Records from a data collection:
------------------------------

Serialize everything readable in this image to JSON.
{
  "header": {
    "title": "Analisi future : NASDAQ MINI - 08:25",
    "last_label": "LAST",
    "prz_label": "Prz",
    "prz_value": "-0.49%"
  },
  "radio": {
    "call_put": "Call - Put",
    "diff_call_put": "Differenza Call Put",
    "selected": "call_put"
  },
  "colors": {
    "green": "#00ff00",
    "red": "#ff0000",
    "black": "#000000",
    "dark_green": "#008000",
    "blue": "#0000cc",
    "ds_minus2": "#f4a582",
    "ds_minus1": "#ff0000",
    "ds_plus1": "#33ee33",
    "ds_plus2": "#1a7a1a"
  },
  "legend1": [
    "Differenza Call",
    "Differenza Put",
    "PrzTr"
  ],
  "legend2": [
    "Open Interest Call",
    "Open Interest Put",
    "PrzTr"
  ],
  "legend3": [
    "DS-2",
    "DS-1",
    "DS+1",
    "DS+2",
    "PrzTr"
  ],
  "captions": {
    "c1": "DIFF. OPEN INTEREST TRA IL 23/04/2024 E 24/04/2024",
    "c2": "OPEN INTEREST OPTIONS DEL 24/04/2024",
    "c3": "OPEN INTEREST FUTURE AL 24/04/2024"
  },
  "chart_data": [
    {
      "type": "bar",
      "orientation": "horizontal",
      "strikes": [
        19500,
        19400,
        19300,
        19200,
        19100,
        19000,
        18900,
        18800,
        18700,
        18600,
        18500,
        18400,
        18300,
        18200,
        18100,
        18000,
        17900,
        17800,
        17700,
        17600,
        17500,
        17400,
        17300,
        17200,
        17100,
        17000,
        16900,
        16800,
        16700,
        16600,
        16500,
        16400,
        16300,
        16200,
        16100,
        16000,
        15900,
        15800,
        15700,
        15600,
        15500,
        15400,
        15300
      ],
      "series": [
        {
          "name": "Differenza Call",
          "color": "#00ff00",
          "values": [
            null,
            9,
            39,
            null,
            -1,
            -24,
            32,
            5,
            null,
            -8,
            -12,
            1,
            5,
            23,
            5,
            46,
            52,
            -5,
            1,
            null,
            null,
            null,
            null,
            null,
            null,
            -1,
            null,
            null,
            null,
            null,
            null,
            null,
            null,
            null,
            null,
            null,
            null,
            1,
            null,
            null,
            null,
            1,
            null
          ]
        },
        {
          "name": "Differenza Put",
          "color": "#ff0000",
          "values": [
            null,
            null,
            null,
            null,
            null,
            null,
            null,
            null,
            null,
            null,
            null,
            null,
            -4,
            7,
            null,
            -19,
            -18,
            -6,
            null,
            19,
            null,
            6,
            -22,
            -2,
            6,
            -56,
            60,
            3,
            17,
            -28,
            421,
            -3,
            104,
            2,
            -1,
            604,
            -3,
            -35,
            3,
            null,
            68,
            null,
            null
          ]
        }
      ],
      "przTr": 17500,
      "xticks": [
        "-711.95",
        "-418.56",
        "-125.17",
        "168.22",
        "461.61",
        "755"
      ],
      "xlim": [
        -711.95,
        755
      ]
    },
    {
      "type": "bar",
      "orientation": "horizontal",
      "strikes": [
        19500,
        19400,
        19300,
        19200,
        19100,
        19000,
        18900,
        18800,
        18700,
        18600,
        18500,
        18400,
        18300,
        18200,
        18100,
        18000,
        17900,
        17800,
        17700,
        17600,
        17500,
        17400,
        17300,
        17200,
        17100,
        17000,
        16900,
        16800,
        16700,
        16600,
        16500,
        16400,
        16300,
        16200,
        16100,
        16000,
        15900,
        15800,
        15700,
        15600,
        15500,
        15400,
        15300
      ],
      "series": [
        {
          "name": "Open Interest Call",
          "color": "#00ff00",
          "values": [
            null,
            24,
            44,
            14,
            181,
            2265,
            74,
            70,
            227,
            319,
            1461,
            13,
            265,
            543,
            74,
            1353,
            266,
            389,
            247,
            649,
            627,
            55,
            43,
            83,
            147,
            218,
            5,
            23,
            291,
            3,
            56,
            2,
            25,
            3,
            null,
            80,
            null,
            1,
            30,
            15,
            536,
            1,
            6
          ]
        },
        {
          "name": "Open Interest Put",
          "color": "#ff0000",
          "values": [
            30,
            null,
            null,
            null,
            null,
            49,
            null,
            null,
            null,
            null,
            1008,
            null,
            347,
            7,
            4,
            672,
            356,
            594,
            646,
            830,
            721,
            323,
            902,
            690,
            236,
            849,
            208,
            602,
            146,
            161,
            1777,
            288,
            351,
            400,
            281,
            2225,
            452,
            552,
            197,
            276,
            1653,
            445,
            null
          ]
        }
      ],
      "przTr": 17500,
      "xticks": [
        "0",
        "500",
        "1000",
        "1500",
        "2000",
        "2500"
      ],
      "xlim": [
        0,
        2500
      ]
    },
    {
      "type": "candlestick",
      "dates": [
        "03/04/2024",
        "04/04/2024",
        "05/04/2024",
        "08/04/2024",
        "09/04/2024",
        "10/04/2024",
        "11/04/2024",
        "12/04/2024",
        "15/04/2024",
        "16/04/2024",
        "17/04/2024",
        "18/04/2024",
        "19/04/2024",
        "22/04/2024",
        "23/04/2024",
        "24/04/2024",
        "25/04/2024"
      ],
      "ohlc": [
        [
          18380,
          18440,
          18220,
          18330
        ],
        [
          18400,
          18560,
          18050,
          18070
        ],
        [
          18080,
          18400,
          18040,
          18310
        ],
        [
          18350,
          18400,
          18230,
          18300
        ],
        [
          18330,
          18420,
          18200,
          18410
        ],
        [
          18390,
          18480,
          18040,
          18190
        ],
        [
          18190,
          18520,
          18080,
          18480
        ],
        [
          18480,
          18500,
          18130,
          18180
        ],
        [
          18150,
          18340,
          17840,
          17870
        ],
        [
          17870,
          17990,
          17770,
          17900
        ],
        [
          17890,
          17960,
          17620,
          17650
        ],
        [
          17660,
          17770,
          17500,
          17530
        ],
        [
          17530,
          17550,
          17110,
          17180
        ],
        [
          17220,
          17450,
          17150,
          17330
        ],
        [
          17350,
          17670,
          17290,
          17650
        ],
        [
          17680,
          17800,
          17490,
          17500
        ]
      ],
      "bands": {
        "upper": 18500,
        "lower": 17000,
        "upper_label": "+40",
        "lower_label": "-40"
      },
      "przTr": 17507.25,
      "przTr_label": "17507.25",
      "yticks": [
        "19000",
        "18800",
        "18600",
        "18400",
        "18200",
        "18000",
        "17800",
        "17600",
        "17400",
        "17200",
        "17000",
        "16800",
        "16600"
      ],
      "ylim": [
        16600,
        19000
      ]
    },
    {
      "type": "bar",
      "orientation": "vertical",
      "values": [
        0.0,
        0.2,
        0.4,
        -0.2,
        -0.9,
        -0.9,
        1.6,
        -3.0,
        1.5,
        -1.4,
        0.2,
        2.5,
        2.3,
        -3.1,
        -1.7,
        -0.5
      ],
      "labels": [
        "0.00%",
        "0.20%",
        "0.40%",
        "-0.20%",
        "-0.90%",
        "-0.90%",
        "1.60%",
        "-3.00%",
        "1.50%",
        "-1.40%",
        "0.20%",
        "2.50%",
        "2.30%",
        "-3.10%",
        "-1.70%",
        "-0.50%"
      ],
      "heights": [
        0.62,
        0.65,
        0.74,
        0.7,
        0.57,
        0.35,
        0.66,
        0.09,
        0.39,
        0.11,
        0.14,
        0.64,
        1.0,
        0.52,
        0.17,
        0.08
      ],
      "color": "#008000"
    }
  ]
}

------------------------------

Exercise description:
Repeat every line of the records above exactly.

Solved exercise:
Serialize everything readable in this image to JSON.
{
  "header": {
    "title": "Analisi future : NASDAQ MINI - 08:25",
    "last_label": "LAST",
    "prz_label": "Prz",
    "prz_value": "-0.49%"
  },
  "radio": {
    "call_put": "Call - Put",
    "diff_call_put": "Differenza Call Put",
    "selected": "call_put"
  },
  "colors": {
    "green": "#00ff00",
    "red": "#ff0000",
    "black": "#000000",
    "dark_green": "#008000",
    "blue": "#0000cc",
    "ds_minus2": "#f4a582",
    "ds_minus1": "#ff0000",
    "ds_plus1": "#33ee33",
    "ds_plus2": "#1a7a1a"
  },
  "legend1": [
    "Differenza Call",
    "Differenza Put",
    "PrzTr"
  ],
  "legend2": [
    "Open Interest Call",
    "Open Interest Put",
    "PrzTr"
  ],
  "legend3": [
    "DS-2",
    "DS-1",
    "DS+1",
    "DS+2",
    "PrzTr"
  ],
  "captions": {
    "c1": "DIFF. OPEN INTEREST TRA IL 23/04/2024 E 24/04/2024",
    "c2": "OPEN INTEREST OPTIONS DEL 24/04/2024",
    "c3": "OPEN INTEREST FUTURE AL 24/04/2024"
  },
  "chart_data": [
    {
      "type": "bar",
      "orientation": "horizontal",
      "strikes": [
        19500,
        19400,
        19300,
        19200,
        19100,
        19000,
        18900,
        18800,
        18700,
        18600,
        18500,
        18400,
        18300,
        18200,
        18100,
        18000,
        17900,
        17800,
        17700,
        17600,
        17500,
        17400,
        17300,
        17200,
        17100,
        17000,
        16900,
        16800,
        16700,
        16600,
        16500,
        16400,
        16300,
        16200,
        16100,
        16000,
        15900,
        15800,
        15700,
        15600,
        15500,
        15400,
        15300
      ],
      "series": [
        {
          "name": "Differenza Call",
          "color": "#00ff00",
          "values": [
            null,
            9,
            39,
            null,
            -1,
            -24,
            32,
            5,
            null,
            -8,
            -12,
            1,
            5,
            23,
            5,
            46,
            52,
            -5,
            1,
            null,
            null,
            null,
            null,
            null,
            null,
            -1,
            null,
            null,
            null,
            null,
            null,
            null,
            null,
            null,
            null,
            null,
            null,
            1,
            null,
            null,
            null,
            1,
            null
          ]
        },
        {
          "name": "Differenza Put",
          "color": "#ff0000",
          "values": [
            null,
            null,
            null,
            null,
            null,
            null,
            null,
            null,
            null,
            null,
            null,
            null,
            -4,
            7,
            null,
            -19,
            -18,
            -6,
            null,
            19,
            null,
            6,
            -22,
            -2,
            6,
            -56,
            60,
            3,
            17,
            -28,
            421,
            -3,
            104,
            2,
            -1,
            604,
            -3,
            -35,
            3,
            null,
            68,
            null,
            null
          ]
        }
      ],
      "przTr": 17500,
      "xticks": [
        "-711.95",
        "-418.56",
        "-125.17",
        "168.22",
        "461.61",
        "755"
      ],
      "xlim": [
        -711.95,
        755
      ]
    },
    {
      "type": "bar",
      "orientation": "horizontal",
      "strikes": [
        19500,
        19400,
        19300,
        19200,
        19100,
        19000,
        18900,
        18800,
        18700,
        18600,
        18500,
        18400,
        18300,
        18200,
        18100,
        18000,
        17900,
        17800,
        17700,
        17600,
        17500,
        17400,
        17300,
        17200,
        17100,
        17000,
        16900,
        16800,
        16700,
        16600,
        16500,
        16400,
        16300,
        16200,
        16100,
        16000,
        15900,
        15800,
        15700,
        15600,
        15500,
        15400,
        15300
      ],
      "series": [
        {
          "name": "Open Interest Call",
          "color": "#00ff00",
          "values": [
            null,
            24,
            44,
            14,
            181,
            2265,
            74,
            70,
            227,
            319,
            1461,
            13,
            265,
            543,
            74,
            1353,
            266,
            389,
            247,
            649,
            627,
            55,
            43,
            83,
            147,
            218,
            5,
            23,
            291,
            3,
            56,
            2,
            25,
            3,
            null,
            80,
            null,
            1,
            30,
            15,
            536,
            1,
            6
          ]
        },
        {
          "name": "Open Interest Put",
          "color": "#ff0000",
          "values": [
            30,
            null,
            null,
            null,
            null,
            49,
            null,
            null,
            null,
            null,
            1008,
            null,
            347,
            7,
            4,
            672,
            356,
            594,
            646,
            830,
            721,
            323,
            902,
            690,
            236,
            849,
            208,
            602,
            146,
            161,
            1777,
            288,
            351,
            400,
            281,
            2225,
            452,
            552,
            197,
            276,
            1653,
            445,
            null
          ]
        }
      ],
      "przTr": 17500,
      "xticks": [
        "0",
        "500",
        "1000",
        "1500",
        "2000",
        "2500"
      ],
      "xlim": [
        0,
        2500
      ]
    },
    {
      "type": "candlestick",
      "dates": [
        "03/04/2024",
        "04/04/2024",
        "05/04/2024",
        "08/04/2024",
        "09/04/2024",
        "10/04/2024",
        "11/04/2024",
        "12/04/2024",
        "15/04/2024",
        "16/04/2024",
        "17/04/2024",
        "18/04/2024",
        "19/04/2024",
        "22/04/2024",
        "23/04/2024",
        "24/04/2024",
        "25/04/2024"
      ],
      "ohlc": [
        [
          18380,
          18440,
          18220,
          18330
        ],
        [
          18400,
          18560,
          18050,
          18070
        ],
        [
          18080,
          18400,
          18040,
          18310
        ],
        [
          18350,
          18400,
          18230,
          18300
        ],
        [
          18330,
          18420,
          18200,
          18410
        ],
        [
          18390,
          18480,
          18040,
          18190
        ],
        [
          18190,
          18520,
          18080,
          18480
        ],
        [
          18480,
          18500,
          18130,
          18180
        ],
        [
          18150,
          18340,
          17840,
          17870
        ],
        [
          17870,
          17990,
          17770,
          17900
        ],
        [
          17890,
          17960,
          17620,
          17650
        ],
        [
          17660,
          17770,
          17500,
          17530
        ],
        [
          17530,
          17550,
          17110,
          17180
        ],
        [
          17220,
          17450,
          17150,
          17330
        ],
        [
          17350,
          17670,
          17290,
          17650
        ],
        [
          17680,
          17800,
          17490,
          17500
        ]
      ],
      "bands": {
        "upper": 18500,
        "lower": 17000,
        "upper_label": "+40",
        "lower_label": "-40"
      },
      "przTr": 17507.25,
      "przTr_label": "17507.25",
      "yticks": [
        "19000",
        "18800",
        "18600",
        "18400",
        "18200",
        "18000",
        "17800",
        "17600",
        "17400",
        "17200",
        "17000",
        "16800",
        "16600"
      ],
      "ylim": [
        16600,
        19000
      ]
    },
    {
      "type": "bar",
      "orientation": "vertical",
      "values": [
        0.0,
        0.2,
        0.4,
        -0.2,
        -0.9,
        -0.9,
        1.6,
        -3.0,
        1.5,
        -1.4,
        0.2,
        2.5,
        2.3,
        -3.1,
        -1.7,
        -0.5
      ],
      "labels": [
        "0.00%",
        "0.20%",
        "0.40%",
        "-0.20%",
        "-0.90%",
        "-0.90%",
        "1.60%",
        "-3.00%",
        "1.50%",
        "-1.40%",
        "0.20%",
        "2.50%",
        "2.30%",
        "-3.10%",
        "-1.70%",
        "-0.50%"
      ],
      "heights": [
        0.62,
        0.65,
        0.74,
        0.7,
        0.57,
        0.35,
        0.66,
        0.09,
        0.39,
        0.11,
        0.14,
        0.64,
        1.0,
        0.52,
        0.17,
        0.08
      ],
      "color": "#008000"
    }
  ]
}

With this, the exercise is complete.